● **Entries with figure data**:
____________________

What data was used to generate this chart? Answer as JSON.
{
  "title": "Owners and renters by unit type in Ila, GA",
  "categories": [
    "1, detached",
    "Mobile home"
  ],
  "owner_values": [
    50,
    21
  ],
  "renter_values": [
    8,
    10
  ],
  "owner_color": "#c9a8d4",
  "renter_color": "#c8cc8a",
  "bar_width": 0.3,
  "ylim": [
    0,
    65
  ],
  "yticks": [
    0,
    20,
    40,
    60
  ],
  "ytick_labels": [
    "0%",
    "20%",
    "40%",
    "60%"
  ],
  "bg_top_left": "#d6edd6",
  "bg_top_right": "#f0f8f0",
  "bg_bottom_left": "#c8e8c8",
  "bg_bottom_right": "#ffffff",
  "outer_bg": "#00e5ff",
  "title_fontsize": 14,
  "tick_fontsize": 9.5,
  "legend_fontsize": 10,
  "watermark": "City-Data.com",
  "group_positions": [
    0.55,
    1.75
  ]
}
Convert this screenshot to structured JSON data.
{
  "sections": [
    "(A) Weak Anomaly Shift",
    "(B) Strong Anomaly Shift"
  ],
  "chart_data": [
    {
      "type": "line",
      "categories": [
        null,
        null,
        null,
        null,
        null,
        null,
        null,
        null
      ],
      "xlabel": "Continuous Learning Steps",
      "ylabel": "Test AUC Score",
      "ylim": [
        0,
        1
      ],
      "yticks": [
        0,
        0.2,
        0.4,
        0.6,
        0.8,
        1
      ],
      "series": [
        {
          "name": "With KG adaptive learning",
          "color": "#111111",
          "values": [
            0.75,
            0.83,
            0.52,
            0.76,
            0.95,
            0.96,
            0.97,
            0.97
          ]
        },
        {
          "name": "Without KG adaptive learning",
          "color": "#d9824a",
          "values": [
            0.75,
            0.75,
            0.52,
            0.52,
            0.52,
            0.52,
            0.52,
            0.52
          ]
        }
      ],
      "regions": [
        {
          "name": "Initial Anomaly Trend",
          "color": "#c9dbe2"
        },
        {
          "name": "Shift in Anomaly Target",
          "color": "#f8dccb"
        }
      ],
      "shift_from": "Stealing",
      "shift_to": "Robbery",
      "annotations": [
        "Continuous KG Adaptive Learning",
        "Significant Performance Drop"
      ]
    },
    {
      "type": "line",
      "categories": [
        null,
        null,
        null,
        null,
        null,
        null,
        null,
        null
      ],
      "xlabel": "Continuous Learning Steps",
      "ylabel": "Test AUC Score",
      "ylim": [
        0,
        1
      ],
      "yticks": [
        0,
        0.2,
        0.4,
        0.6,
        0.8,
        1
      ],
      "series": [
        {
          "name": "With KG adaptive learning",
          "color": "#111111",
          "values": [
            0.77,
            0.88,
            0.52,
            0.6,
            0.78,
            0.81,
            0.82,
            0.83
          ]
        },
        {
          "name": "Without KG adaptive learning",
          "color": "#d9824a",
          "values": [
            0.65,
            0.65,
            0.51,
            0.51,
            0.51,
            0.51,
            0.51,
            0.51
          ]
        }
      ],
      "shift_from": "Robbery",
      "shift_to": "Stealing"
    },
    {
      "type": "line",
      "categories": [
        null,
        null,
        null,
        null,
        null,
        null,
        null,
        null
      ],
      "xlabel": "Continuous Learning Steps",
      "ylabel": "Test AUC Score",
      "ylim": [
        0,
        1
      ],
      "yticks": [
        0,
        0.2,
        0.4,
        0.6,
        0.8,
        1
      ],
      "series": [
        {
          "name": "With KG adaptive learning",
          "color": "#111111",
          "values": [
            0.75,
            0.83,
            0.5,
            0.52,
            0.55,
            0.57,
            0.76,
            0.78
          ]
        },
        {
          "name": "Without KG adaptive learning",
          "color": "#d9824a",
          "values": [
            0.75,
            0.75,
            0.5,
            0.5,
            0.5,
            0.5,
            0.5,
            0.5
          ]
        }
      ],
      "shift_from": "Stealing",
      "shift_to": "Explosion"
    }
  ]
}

____________________

● **Task statement**: Print the records once more, exactly as they were given.

● **Task result**:
What data was used to generate this chart? Answer as JSON.
{
  "title": "Owners and renters by unit type in Ila, GA",
  "categories": [
    "1, detached",
    "Mobile home"
  ],
  "owner_values": [
    50,
    21
  ],
  "renter_values": [
    8,
    10
  ],
  "owner_color": "#c9a8d4",
  "renter_color": "#c8cc8a",
  "bar_width": 0.3,
  "ylim": [
    0,
    65
  ],
  "yticks": [
    0,
    20,
    40,
    60
  ],
  "ytick_labels": [
    "0%",
    "20%",
    "40%",
    "60%"
  ],
  "bg_top_left": "#d6edd6",
  "bg_top_right": "#f0f8f0",
  "bg_bottom_left": "#c8e8c8",
  "bg_bottom_right": "#ffffff",
  "outer_bg": "#00e5ff",
  "title_fontsize": 14,
  "tick_fontsize": 9.5,
  "legend_fontsize": 10,
  "watermark": "City-Data.com",
  "group_positions": [
    0.55,
    1.75
  ]
}
Convert this screenshot to structured JSON data.
{
  "sections": [
    "(A) Weak Anomaly Shift",
    "(B) Strong Anomaly Shift"
  ],
  "chart_data": [
    {
      "type": "line",
      "categories": [
        null,
        null,
        null,
        null,
        null,
        null,
        null,
        null
      ],
      "xlabel": "Continuous Learning Steps",
      "ylabel": "Test AUC Score",
      "ylim": [
        0,
        1
      ],
      "yticks": [
        0,
        0.2,
        0.4,
        0.6,
        0.8,
        1
      ],
      "series": [
        {
          "name": "With KG adaptive learning",
          "color": "#111111",
          "values": [
            0.75,
            0.83,
            0.52,
            0.76,
            0.95,
            0.96,
            0.97,
            0.97
          ]
        },
        {
          "name": "Without KG adaptive learning",
          "color": "#d9824a",
          "values": [
            0.75,
            0.75,
            0.52,
            0.52,
            0.52,
            0.52,
            0.52,
            0.52
          ]
        }
      ],
      "regions": [
        {
          "name": "Initial Anomaly Trend",
          "color": "#c9dbe2"
        },
        {
          "name": "Shift in Anomaly Target",
          "color": "#f8dccb"
        }
      ],
      "shift_from": "Stealing",
      "shift_to": "Robbery",
      "annotations": [
        "Continuous KG Adaptive Learning",
        "Significant Performance Drop"
      ]
    },
    {
      "type": "line",
      "categories": [
        null,
        null,
        null,
        null,
        null,
        null,
        null,
        null
      ],
      "xlabel": "Continuous Learning Steps",
      "ylabel": "Test AUC Score",
      "ylim": [
        0,
        1
      ],
      "yticks": [
        0,
        0.2,
        0.4,
        0.6,
        0.8,
        1
      ],
      "series": [
        {
          "name": "With KG adaptive learning",
          "color": "#111111",
          "values": [
            0.77,
            0.88,
            0.52,
            0.6,
            0.78,
            0.81,
            0.82,
            0.83
          ]
        },
        {
          "name": "Without KG adaptive learning",
          "color": "#d9824a",
          "values": [
            0.65,
            0.65,
            0.51,
            0.51,
            0.51,
            0.51,
            0.51,
            0.51
          ]
        }
      ],
      "shift_from": "Robbery",
      "shift_to": "Stealing"
    },
    {
      "type": "line",
      "categories": [
        null,
        null,
        null,
        null,
        null,
        null,
        null,
        null
      ],
      "xlabel": "Continuous Learning Steps",
      "ylabel": "Test AUC Score",
      "ylim": [
        0,
        1
      ],
      "yticks": [
        0,
        0.2,
        0.4,
        0.6,
        0.8,
        1
      ],
      "series": [
        {
          "name": "With KG adaptive learning",
          "color": "#111111",
          "values": [
            0.75,
            0.83,
            0.5,
            0.52,
            0.55,
            0.57,
            0.76,
            0.78
          ]
        },
        {
          "name": "Without KG adaptive learning",
          "color": "#d9824a",
          "values": [
            0.75,
            0.75,
            0.5,
            0.5,
            0.5,
            0.5,
            0.5,
            0.5
          ]
        }
      ],
      "shift_from": "Stealing",
      "shift_to": "Explosion"
    }
  ]
}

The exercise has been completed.